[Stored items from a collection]

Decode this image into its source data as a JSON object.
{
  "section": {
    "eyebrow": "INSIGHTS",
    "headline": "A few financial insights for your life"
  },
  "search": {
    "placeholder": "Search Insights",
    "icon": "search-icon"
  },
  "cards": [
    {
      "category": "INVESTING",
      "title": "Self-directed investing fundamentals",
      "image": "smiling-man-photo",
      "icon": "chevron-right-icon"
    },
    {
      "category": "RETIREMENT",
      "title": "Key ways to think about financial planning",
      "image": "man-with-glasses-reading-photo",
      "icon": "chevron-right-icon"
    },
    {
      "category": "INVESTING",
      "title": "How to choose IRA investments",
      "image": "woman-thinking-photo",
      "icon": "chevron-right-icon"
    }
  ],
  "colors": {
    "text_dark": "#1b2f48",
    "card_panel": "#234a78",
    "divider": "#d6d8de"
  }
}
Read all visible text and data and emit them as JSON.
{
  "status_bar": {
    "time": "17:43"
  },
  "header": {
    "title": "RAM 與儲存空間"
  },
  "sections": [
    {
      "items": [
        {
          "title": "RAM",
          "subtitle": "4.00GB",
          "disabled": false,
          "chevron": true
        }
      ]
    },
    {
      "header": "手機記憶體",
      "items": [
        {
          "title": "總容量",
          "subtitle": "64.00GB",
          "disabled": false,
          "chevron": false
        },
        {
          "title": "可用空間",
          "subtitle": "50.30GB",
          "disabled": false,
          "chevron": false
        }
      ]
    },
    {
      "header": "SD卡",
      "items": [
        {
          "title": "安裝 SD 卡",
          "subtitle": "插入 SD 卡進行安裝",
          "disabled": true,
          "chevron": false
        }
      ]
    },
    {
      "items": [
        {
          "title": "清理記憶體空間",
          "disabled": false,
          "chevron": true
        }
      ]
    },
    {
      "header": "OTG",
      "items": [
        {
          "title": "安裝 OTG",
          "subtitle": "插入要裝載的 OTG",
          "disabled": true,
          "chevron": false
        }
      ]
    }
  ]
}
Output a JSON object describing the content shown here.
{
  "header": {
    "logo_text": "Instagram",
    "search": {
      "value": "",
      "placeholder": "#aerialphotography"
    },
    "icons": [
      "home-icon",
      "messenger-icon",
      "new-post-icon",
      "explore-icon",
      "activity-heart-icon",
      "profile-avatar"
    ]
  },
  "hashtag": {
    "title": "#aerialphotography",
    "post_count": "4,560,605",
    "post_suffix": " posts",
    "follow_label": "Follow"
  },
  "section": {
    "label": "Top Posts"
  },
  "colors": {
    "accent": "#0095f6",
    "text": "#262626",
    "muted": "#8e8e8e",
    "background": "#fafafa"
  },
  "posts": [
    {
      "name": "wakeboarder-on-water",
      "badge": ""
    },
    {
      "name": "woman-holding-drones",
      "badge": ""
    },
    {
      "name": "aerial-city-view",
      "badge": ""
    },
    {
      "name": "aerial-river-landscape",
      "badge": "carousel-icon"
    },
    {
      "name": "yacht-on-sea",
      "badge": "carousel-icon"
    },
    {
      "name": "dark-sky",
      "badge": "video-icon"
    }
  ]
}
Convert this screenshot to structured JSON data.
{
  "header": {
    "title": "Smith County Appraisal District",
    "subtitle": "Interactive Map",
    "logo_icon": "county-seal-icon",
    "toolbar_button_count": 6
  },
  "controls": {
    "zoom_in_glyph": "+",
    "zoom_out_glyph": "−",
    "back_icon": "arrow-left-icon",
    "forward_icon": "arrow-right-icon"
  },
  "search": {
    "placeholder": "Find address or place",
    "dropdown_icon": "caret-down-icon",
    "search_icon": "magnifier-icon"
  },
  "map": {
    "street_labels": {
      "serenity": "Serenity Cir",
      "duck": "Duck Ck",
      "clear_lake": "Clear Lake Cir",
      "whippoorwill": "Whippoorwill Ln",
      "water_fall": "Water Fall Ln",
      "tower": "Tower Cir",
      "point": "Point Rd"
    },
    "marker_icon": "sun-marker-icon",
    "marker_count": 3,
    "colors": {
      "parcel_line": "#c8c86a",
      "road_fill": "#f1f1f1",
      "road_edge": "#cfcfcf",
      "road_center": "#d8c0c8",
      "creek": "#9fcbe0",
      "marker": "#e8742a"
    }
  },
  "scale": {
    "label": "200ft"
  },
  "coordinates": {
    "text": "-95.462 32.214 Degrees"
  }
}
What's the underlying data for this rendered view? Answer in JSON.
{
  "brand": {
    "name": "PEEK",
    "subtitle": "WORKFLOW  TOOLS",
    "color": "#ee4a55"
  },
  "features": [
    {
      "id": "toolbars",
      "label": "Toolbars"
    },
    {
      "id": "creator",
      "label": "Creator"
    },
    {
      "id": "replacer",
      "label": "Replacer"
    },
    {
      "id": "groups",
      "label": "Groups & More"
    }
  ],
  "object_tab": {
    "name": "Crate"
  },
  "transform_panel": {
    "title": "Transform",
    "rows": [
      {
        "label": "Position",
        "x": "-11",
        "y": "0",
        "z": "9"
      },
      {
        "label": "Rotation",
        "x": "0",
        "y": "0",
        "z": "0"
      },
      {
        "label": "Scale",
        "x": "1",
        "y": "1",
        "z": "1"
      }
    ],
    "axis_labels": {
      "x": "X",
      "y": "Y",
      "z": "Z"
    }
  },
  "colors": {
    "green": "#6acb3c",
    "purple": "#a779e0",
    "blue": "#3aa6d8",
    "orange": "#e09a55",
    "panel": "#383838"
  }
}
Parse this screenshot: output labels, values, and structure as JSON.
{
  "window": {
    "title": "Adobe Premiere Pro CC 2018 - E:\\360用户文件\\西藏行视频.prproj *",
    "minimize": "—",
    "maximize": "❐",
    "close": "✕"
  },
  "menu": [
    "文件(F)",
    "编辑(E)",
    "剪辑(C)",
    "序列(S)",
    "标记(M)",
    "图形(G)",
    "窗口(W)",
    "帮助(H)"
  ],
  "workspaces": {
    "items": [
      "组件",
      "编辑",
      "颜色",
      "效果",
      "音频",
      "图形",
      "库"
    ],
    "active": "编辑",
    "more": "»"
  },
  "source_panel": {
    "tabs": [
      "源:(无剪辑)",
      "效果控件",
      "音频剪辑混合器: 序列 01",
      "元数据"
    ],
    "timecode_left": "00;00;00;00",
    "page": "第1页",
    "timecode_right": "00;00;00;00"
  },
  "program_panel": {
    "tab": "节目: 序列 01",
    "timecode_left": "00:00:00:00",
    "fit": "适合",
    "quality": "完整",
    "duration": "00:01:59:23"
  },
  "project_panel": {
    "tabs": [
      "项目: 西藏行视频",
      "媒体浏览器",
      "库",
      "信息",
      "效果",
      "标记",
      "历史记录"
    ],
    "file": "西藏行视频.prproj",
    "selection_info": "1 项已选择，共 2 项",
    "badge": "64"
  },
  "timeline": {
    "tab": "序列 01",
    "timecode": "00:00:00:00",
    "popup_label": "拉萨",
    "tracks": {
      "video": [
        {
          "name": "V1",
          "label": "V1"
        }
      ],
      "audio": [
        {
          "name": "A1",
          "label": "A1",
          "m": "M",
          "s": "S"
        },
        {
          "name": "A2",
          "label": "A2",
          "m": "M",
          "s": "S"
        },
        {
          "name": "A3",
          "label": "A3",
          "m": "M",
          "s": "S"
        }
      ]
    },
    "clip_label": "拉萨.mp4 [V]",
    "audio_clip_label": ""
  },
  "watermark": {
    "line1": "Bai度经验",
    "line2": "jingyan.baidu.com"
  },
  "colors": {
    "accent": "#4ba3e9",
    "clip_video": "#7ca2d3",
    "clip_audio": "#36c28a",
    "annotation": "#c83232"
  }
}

_Exercise prompt_
Return every line holding the word "image" from the records.

_Answer for the task_
Decode this image into its source data as a JSON object.
      "image": "smiling-man-photo",
      "image": "man-with-glasses-reading-photo",
      "image": "woman-thinking-photo",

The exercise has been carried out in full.